● **Records provided**:
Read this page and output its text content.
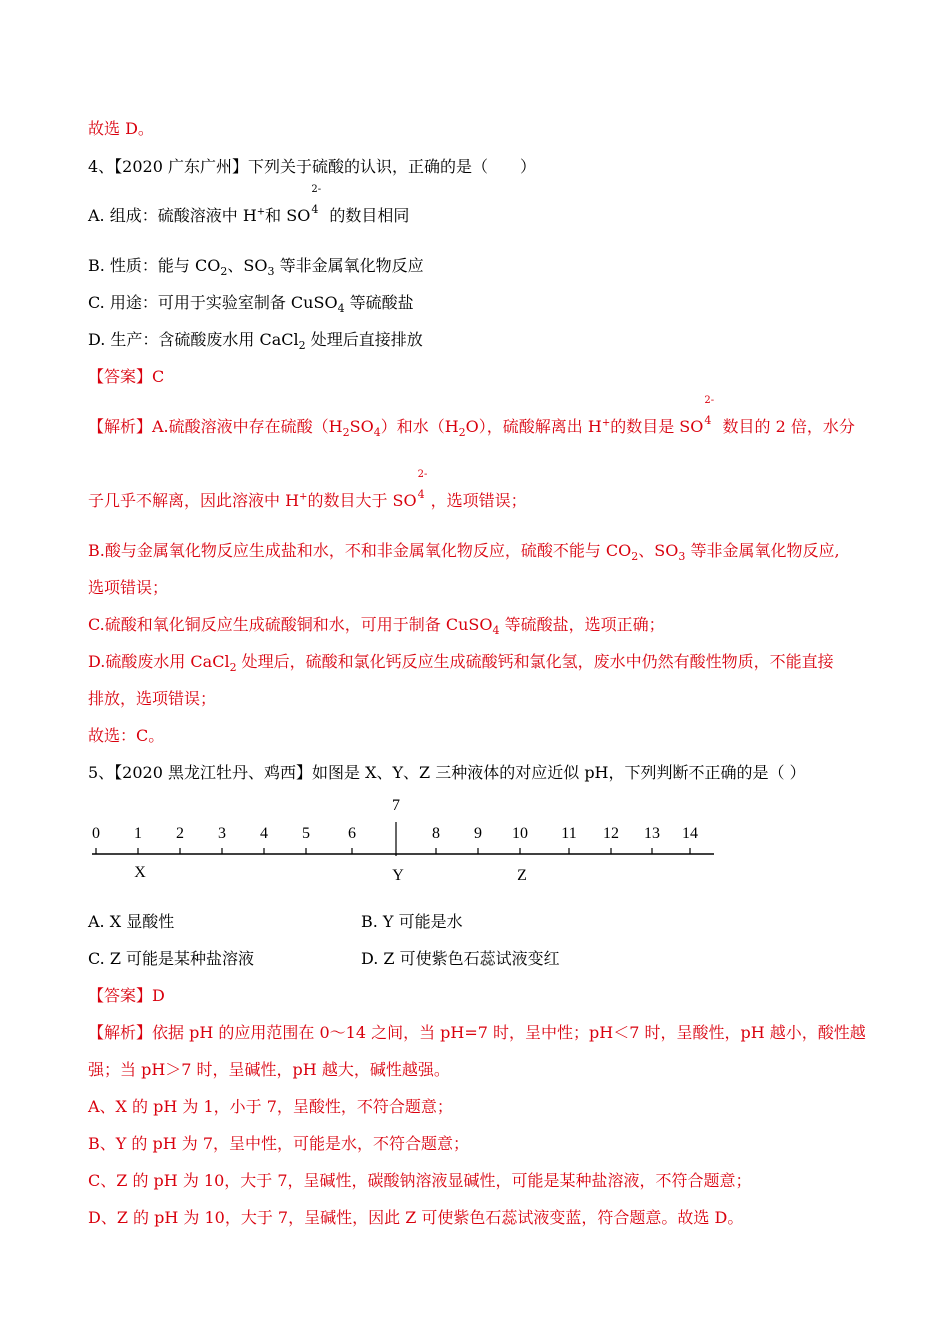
故选 D。
4、【2020 广东广州】下列关于硫酸的认识，正确的是（　　）
A. 组成：硫酸溶液中 H+和 SO
2-
4 的数目相同
B. 性质：能与 $CO_2$、$SO_3$ 等非金属氧化物反应
C. 用途：可用于实验室制备 CuSO$_4$ 等硫酸盐
D. 生产：含硫酸废水用 CaCl$_2$ 处理后直接排放
【答案】C
【解析】A.硫酸溶液中存在硫酸$(H_2SO_4)$和水$(H_2O)$，硫酸解离出 H+的数目是 SO
2-
4 数目的 2 倍，水分
子几乎不解离，因此溶液中 H+的数目大于 SO
2-
4 ，选项错误；
B.酸与金属氧化物反应生成盐和水，不和非金属氧化物反应，硫酸不能与 $CO_2$、$SO_3$ 等非金属氧化物反应,
选项错误；
C.硫酸和氧化铜反应生成硫酸铜和水，可用于制备 CuSO$_4$ 等硫酸盐，选项正确；
D.硫酸废水用 CaCl$_2$ 处理后，硫酸和氯化钙反应生成硫酸钙和氯化氢，废水中仍然有酸性物质，不能直接
排放，选项错误；
故选：C。
5、【2020 黑龙江牡丹、鸡西】如图是 X、Y、Z 三种液体的对应近似 pH，下列判断不正确的是（ ）
0 1 2 3 4 5 6
7
8 9 10 11 12 13 14
X	Y	Z
A. X 显酸性	B. Y 可能是水
C. Z 可能是某种盐溶液	D. Z 可使紫色石蕊试液变红
【答案】D
【解析】依据 pH 的应用范围在 0～14 之间，当 pH=7 时，呈中性；pH＜7 时，呈酸性，pH 越小，酸性越
强；当 pH＞7 时，呈碱性，pH 越大，碱性越强。
A、X 的 pH 为 1，小于 7，呈酸性，不符合题意；
B、Y 的 pH 为 7，呈中性，可能是水，不符合题意；
C、Z 的 pH 为 10，大于 7，呈碱性，碳酸钠溶液显碱性，可能是某种盐溶液，不符合题意；
D、Z 的 pH 为 10，大于 7，呈碱性，因此 Z 可使紫色石蕊试液变蓝，符合题意。故选 D。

● **Job**: Quote the listing above in full, except for the pictures.

● **Exercise answer**:
Read this page and output its text content.
故选 D。
4、【2020 广东广州】下列关于硫酸的认识，正确的是（　　）
A. 组成：硫酸溶液中 H+和 SO
2-
4 的数目相同
B. 性质：能与 $CO_2$、$SO_3$ 等非金属氧化物反应
C. 用途：可用于实验室制备 CuSO$_4$ 等硫酸盐
D. 生产：含硫酸废水用 CaCl$_2$ 处理后直接排放
【答案】C
【解析】A.硫酸溶液中存在硫酸$(H_2SO_4)$和水$(H_2O)$，硫酸解离出 H+的数目是 SO
2-
4 数目的 2 倍，水分
子几乎不解离，因此溶液中 H+的数目大于 SO
2-
4 ，选项错误；
B.酸与金属氧化物反应生成盐和水，不和非金属氧化物反应，硫酸不能与 $CO_2$、$SO_3$ 等非金属氧化物反应,
选项错误；
C.硫酸和氧化铜反应生成硫酸铜和水，可用于制备 CuSO$_4$ 等硫酸盐，选项正确；
D.硫酸废水用 CaCl$_2$ 处理后，硫酸和氯化钙反应生成硫酸钙和氯化氢，废水中仍然有酸性物质，不能直接
排放，选项错误；
故选：C。
5、【2020 黑龙江牡丹、鸡西】如图是 X、Y、Z 三种液体的对应近似 pH，下列判断不正确的是（ ）
0 1 2 3 4 5 6
7
8 9 10 11 12 13 14
X	Y	Z
A. X 显酸性	B. Y 可能是水
C. Z 可能是某种盐溶液	D. Z 可使紫色石蕊试液变红
【答案】D
【解析】依据 pH 的应用范围在 0～14 之间，当 pH=7 时，呈中性；pH＜7 时，呈酸性，pH 越小，酸性越
强；当 pH＞7 时，呈碱性，pH 越大，碱性越强。
A、X 的 pH 为 1，小于 7，呈酸性，不符合题意；
B、Y 的 pH 为 7，呈中性，可能是水，不符合题意；
C、Z 的 pH 为 10，大于 7，呈碱性，碳酸钠溶液显碱性，可能是某种盐溶液，不符合题意；
D、Z 的 pH 为 10，大于 7，呈碱性，因此 Z 可使紫色石蕊试液变蓝，符合题意。故选 D。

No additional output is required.